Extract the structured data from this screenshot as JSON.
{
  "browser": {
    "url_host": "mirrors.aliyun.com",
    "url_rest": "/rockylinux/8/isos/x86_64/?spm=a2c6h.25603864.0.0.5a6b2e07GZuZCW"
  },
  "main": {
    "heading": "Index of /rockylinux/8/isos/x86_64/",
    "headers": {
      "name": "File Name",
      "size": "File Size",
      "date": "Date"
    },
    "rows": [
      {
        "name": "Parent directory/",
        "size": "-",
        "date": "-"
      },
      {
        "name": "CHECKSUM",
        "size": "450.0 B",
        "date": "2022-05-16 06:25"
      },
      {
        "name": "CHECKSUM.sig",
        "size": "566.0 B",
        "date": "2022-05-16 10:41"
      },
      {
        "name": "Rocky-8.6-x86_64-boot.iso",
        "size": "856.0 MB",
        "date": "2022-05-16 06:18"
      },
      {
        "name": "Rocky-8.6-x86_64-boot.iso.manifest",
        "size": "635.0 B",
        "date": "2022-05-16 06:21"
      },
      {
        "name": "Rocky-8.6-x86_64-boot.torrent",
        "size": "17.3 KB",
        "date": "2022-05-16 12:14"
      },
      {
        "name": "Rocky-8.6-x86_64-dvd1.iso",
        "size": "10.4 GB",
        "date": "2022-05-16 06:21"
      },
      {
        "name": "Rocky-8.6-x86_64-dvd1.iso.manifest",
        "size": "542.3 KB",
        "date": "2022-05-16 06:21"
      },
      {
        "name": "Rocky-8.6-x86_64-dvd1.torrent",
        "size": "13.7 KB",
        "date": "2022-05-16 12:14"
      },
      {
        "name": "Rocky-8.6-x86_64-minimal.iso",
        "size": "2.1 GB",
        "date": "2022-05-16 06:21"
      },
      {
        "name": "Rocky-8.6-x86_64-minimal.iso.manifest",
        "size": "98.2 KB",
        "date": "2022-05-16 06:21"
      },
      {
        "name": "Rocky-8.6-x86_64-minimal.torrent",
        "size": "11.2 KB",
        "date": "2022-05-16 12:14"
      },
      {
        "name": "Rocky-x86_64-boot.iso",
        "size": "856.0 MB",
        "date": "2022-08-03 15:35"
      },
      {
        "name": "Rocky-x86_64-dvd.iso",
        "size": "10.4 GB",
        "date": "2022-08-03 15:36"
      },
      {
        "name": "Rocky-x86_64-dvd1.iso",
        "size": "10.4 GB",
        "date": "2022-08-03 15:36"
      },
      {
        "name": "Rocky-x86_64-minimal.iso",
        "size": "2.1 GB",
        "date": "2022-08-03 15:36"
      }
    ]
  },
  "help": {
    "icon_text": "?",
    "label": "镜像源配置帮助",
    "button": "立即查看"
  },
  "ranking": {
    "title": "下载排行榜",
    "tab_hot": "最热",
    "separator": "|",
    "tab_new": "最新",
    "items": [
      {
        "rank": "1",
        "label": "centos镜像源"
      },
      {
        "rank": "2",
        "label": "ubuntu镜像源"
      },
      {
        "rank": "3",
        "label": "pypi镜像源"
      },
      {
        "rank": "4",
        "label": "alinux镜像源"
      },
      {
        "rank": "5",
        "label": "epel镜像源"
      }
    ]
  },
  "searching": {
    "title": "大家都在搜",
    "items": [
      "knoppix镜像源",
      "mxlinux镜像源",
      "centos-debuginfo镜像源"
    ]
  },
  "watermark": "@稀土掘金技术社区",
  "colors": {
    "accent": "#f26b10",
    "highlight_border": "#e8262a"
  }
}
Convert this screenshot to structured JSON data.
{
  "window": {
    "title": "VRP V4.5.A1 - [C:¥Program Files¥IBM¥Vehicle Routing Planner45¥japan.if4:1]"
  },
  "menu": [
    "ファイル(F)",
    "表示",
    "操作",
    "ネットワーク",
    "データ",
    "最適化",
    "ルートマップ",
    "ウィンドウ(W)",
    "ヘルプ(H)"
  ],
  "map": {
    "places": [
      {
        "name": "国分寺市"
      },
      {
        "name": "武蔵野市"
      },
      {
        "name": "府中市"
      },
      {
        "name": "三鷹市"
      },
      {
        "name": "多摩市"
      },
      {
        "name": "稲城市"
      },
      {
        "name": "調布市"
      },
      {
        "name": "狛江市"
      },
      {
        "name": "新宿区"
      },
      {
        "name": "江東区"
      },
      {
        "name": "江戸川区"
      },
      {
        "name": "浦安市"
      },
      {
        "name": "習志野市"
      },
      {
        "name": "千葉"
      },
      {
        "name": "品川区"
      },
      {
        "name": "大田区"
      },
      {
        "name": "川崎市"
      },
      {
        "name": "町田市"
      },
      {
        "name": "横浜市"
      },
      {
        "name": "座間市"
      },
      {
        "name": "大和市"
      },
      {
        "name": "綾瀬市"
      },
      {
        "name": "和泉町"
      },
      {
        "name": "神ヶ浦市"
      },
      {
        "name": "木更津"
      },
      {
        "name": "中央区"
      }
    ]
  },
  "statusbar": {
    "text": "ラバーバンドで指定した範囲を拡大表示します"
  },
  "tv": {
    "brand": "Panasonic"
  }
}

*Directions for this task*. Say the number of lines in the records above that include the string "boot", and no more.

*Answer below*. 4